(Records)
--------------------

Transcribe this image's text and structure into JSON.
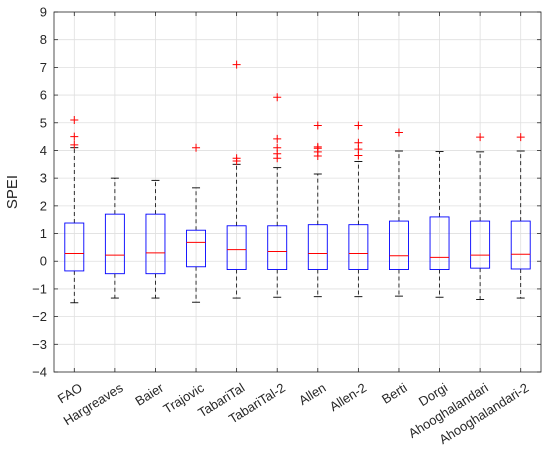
{
  "chart_data": {
    "type": "box",
    "title": "",
    "xlabel": "",
    "ylabel": "SPEI",
    "ylim": [
      -4,
      9
    ],
    "yticks": [
      -4,
      -3,
      -2,
      -1,
      0,
      1,
      2,
      3,
      4,
      5,
      6,
      7,
      8,
      9
    ],
    "grid": true,
    "categories": [
      "FAO",
      "Hargreaves",
      "Baier",
      "Trajovic",
      "TabariTal",
      "TabariTal-2",
      "Allen",
      "Allen-2",
      "Berti",
      "Dorgi",
      "Ahooghalandari",
      "Ahooghalandari-2"
    ],
    "boxes": [
      {
        "name": "FAO",
        "whisker_low": -1.5,
        "q1": -0.35,
        "median": 0.28,
        "q3": 1.38,
        "whisker_high": 4.1,
        "outliers": [
          4.2,
          4.5,
          5.1
        ]
      },
      {
        "name": "Hargreaves",
        "whisker_low": -1.33,
        "q1": -0.45,
        "median": 0.22,
        "q3": 1.7,
        "whisker_high": 3.0,
        "outliers": []
      },
      {
        "name": "Baier",
        "whisker_low": -1.33,
        "q1": -0.45,
        "median": 0.3,
        "q3": 1.7,
        "whisker_high": 2.92,
        "outliers": []
      },
      {
        "name": "Trajovic",
        "whisker_low": -1.48,
        "q1": -0.2,
        "median": 0.68,
        "q3": 1.12,
        "whisker_high": 2.65,
        "outliers": [
          4.1
        ]
      },
      {
        "name": "TabariTal",
        "whisker_low": -1.33,
        "q1": -0.3,
        "median": 0.42,
        "q3": 1.28,
        "whisker_high": 3.5,
        "outliers": [
          3.62,
          3.72,
          7.1
        ]
      },
      {
        "name": "TabariTal-2",
        "whisker_low": -1.3,
        "q1": -0.3,
        "median": 0.35,
        "q3": 1.28,
        "whisker_high": 3.38,
        "outliers": [
          3.72,
          3.88,
          4.1,
          4.42,
          5.92
        ]
      },
      {
        "name": "Allen",
        "whisker_low": -1.28,
        "q1": -0.3,
        "median": 0.28,
        "q3": 1.32,
        "whisker_high": 3.15,
        "outliers": [
          3.8,
          3.95,
          4.08,
          4.13,
          4.9
        ]
      },
      {
        "name": "Allen-2",
        "whisker_low": -1.28,
        "q1": -0.3,
        "median": 0.28,
        "q3": 1.32,
        "whisker_high": 3.6,
        "outliers": [
          3.82,
          4.05,
          4.28,
          4.9
        ]
      },
      {
        "name": "Berti",
        "whisker_low": -1.26,
        "q1": -0.3,
        "median": 0.2,
        "q3": 1.45,
        "whisker_high": 3.98,
        "outliers": [
          4.65
        ]
      },
      {
        "name": "Dorgi",
        "whisker_low": -1.3,
        "q1": -0.3,
        "median": 0.14,
        "q3": 1.6,
        "whisker_high": 3.96,
        "outliers": []
      },
      {
        "name": "Ahooghalandari",
        "whisker_low": -1.38,
        "q1": -0.25,
        "median": 0.22,
        "q3": 1.45,
        "whisker_high": 3.95,
        "outliers": [
          4.48
        ]
      },
      {
        "name": "Ahooghalandari-2",
        "whisker_low": -1.33,
        "q1": -0.28,
        "median": 0.25,
        "q3": 1.45,
        "whisker_high": 3.98,
        "outliers": [
          4.48
        ]
      }
    ],
    "colors": {
      "box": "#0000ff",
      "median": "#ff0000",
      "whisker": "#000000",
      "outlier": "#ff0000",
      "grid": "#dfdfdf",
      "axis": "#262626"
    }
  }
}
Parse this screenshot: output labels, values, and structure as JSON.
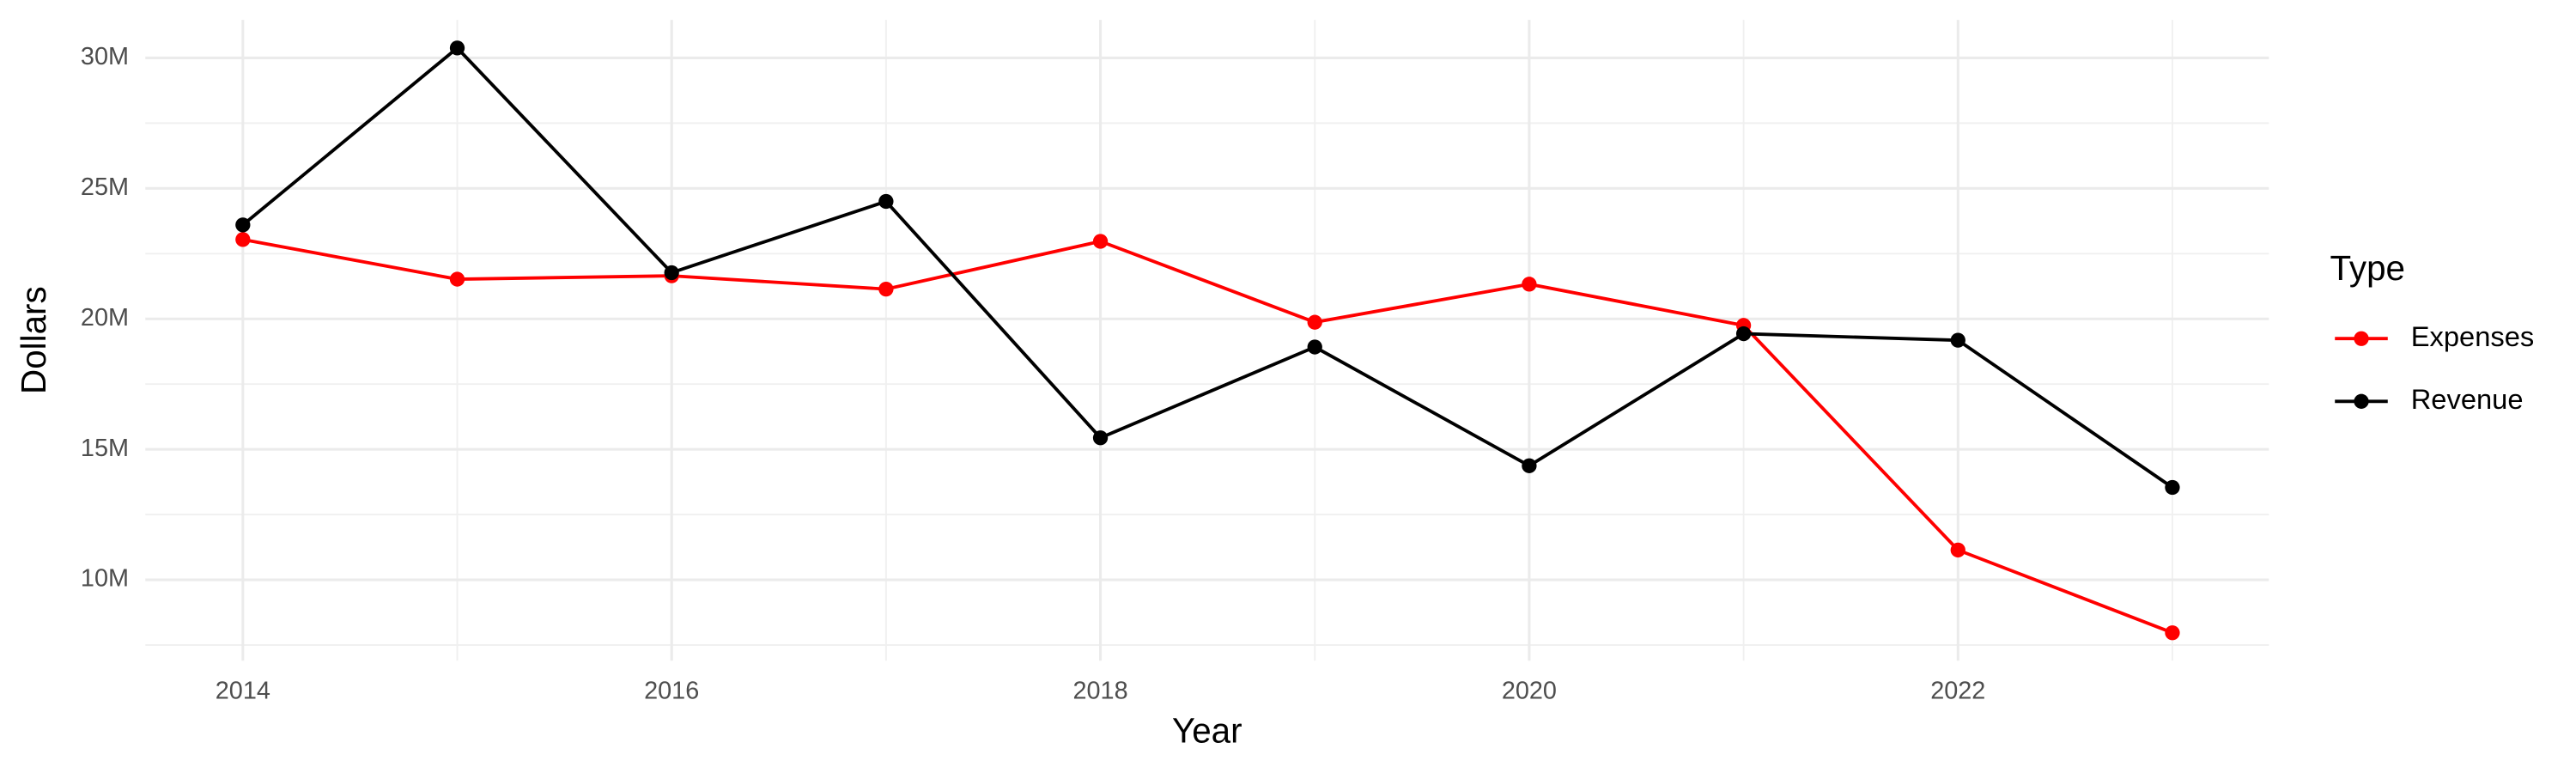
{
  "chart_data": {
    "type": "line",
    "x_label": "Year",
    "y_label": "Dollars",
    "legend_title": "Type",
    "legend_position": "right",
    "x": [
      2014,
      2015,
      2016,
      2017,
      2018,
      2019,
      2020,
      2021,
      2022,
      2023
    ],
    "series": [
      {
        "name": "Expenses",
        "color": "#ff0000",
        "values": [
          23040000,
          21520000,
          21650000,
          21140000,
          22970000,
          19870000,
          21330000,
          19750000,
          11140000,
          7970000
        ]
      },
      {
        "name": "Revenue",
        "color": "#000000",
        "values": [
          23600000,
          30380000,
          21770000,
          24500000,
          15440000,
          18920000,
          14370000,
          19430000,
          19180000,
          13540000
        ]
      }
    ],
    "xlim": [
      2013.545,
      2023.45
    ],
    "xticks": [
      2014,
      2016,
      2018,
      2020,
      2022
    ],
    "ylim": [
      6900000,
      31460000
    ],
    "yticks": [
      {
        "value": 10000000,
        "label": "10M"
      },
      {
        "value": 15000000,
        "label": "15M"
      },
      {
        "value": 20000000,
        "label": "20M"
      },
      {
        "value": 25000000,
        "label": "25M"
      },
      {
        "value": 30000000,
        "label": "30M"
      }
    ],
    "grid": true
  }
}
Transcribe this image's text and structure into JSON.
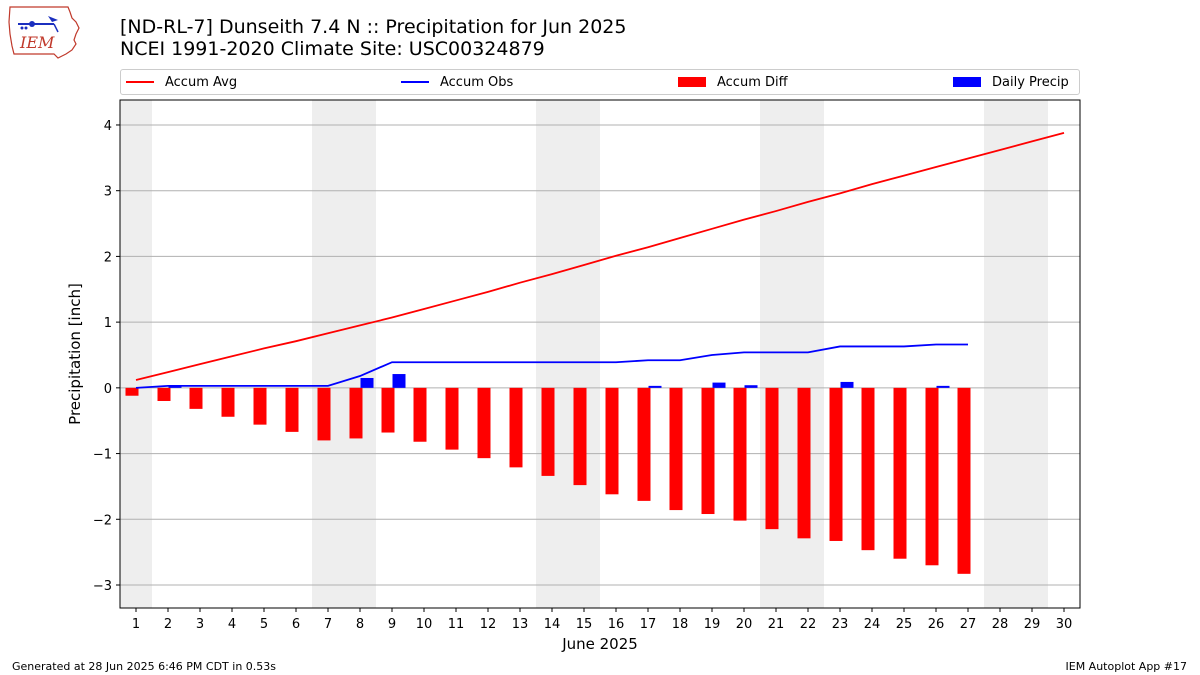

--------------------

* _Instruction_
Every record above should be written out again without change, except that the pictures are left out.

* _Exercise solution_
Transcribe this image's text and structure into JSON.
{
  "chart_data": {
    "type": "box",
    "title": "",
    "xlabel": "",
    "ylabel": "SPEI",
    "ylim": [
      -4,
      9
    ],
    "yticks": [
      -4,
      -3,
      -2,
      -1,
      0,
      1,
      2,
      3,
      4,
      5,
      6,
      7,
      8,
      9
    ],
    "grid": true,
    "categories": [
      "FAO",
      "Hargreaves",
      "Baier",
      "Trajovic",
      "TabariTal",
      "TabariTal-2",
      "Allen",
      "Allen-2",
      "Berti",
      "Dorgi",
      "Ahooghalandari",
      "Ahooghalandari-2"
    ],
    "boxes": [
      {
        "name": "FAO",
        "whisker_low": -1.5,
        "q1": -0.35,
        "median": 0.28,
        "q3": 1.38,
        "whisker_high": 4.1,
        "outliers": [
          4.2,
          4.5,
          5.1
        ]
      },
      {
        "name": "Hargreaves",
        "whisker_low": -1.33,
        "q1": -0.45,
        "median": 0.22,
        "q3": 1.7,
        "whisker_high": 3.0,
        "outliers": []
      },
      {
        "name": "Baier",
        "whisker_low": -1.33,
        "q1": -0.45,
        "median": 0.3,
        "q3": 1.7,
        "whisker_high": 2.92,
        "outliers": []
      },
      {
        "name": "Trajovic",
        "whisker_low": -1.48,
        "q1": -0.2,
        "median": 0.68,
        "q3": 1.12,
        "whisker_high": 2.65,
        "outliers": [
          4.1
        ]
      },
      {
        "name": "TabariTal",
        "whisker_low": -1.33,
        "q1": -0.3,
        "median": 0.42,
        "q3": 1.28,
        "whisker_high": 3.5,
        "outliers": [
          3.62,
          3.72,
          7.1
        ]
      },
      {
        "name": "TabariTal-2",
        "whisker_low": -1.3,
        "q1": -0.3,
        "median": 0.35,
        "q3": 1.28,
        "whisker_high": 3.38,
        "outliers": [
          3.72,
          3.88,
          4.1,
          4.42,
          5.92
        ]
      },
      {
        "name": "Allen",
        "whisker_low": -1.28,
        "q1": -0.3,
        "median": 0.28,
        "q3": 1.32,
        "whisker_high": 3.15,
        "outliers": [
          3.8,
          3.95,
          4.08,
          4.13,
          4.9
        ]
      },
      {
        "name": "Allen-2",
        "whisker_low": -1.28,
        "q1": -0.3,
        "median": 0.28,
        "q3": 1.32,
        "whisker_high": 3.6,
        "outliers": [
          3.82,
          4.05,
          4.28,
          4.9
        ]
      },
      {
        "name": "Berti",
        "whisker_low": -1.26,
        "q1": -0.3,
        "median": 0.2,
        "q3": 1.45,
        "whisker_high": 3.98,
        "outliers": [
          4.65
        ]
      },
      {
        "name": "Dorgi",
        "whisker_low": -1.3,
        "q1": -0.3,
        "median": 0.14,
        "q3": 1.6,
        "whisker_high": 3.96,
        "outliers": []
      },
      {
        "name": "Ahooghalandari",
        "whisker_low": -1.38,
        "q1": -0.25,
        "median": 0.22,
        "q3": 1.45,
        "whisker_high": 3.95,
        "outliers": [
          4.48
        ]
      },
      {
        "name": "Ahooghalandari-2",
        "whisker_low": -1.33,
        "q1": -0.28,
        "median": 0.25,
        "q3": 1.45,
        "whisker_high": 3.98,
        "outliers": [
          4.48
        ]
      }
    ],
    "colors": {
      "box": "#0000ff",
      "median": "#ff0000",
      "whisker": "#000000",
      "outlier": "#ff0000",
      "grid": "#dfdfdf",
      "axis": "#262626"
    }
  }
}
Parse this screenshot: output labels, values, and structure as JSON.
{
  "chart_data": {
    "type": "line",
    "x_label": "Year",
    "y_label": "Dollars",
    "legend_title": "Type",
    "legend_position": "right",
    "x": [
      2014,
      2015,
      2016,
      2017,
      2018,
      2019,
      2020,
      2021,
      2022,
      2023
    ],
    "series": [
      {
        "name": "Expenses",
        "color": "#ff0000",
        "values": [
          23040000,
          21520000,
          21650000,
          21140000,
          22970000,
          19870000,
          21330000,
          19750000,
          11140000,
          7970000
        ]
      },
      {
        "name": "Revenue",
        "color": "#000000",
        "values": [
          23600000,
          30380000,
          21770000,
          24500000,
          15440000,
          18920000,
          14370000,
          19430000,
          19180000,
          13540000
        ]
      }
    ],
    "xlim": [
      2013.545,
      2023.45
    ],
    "xticks": [
      2014,
      2016,
      2018,
      2020,
      2022
    ],
    "ylim": [
      6900000,
      31460000
    ],
    "yticks": [
      {
        "value": 10000000,
        "label": "10M"
      },
      {
        "value": 15000000,
        "label": "15M"
      },
      {
        "value": 20000000,
        "label": "20M"
      },
      {
        "value": 25000000,
        "label": "25M"
      },
      {
        "value": 30000000,
        "label": "30M"
      }
    ],
    "grid": true
  }
}
Transcribe this image's text and structure into JSON.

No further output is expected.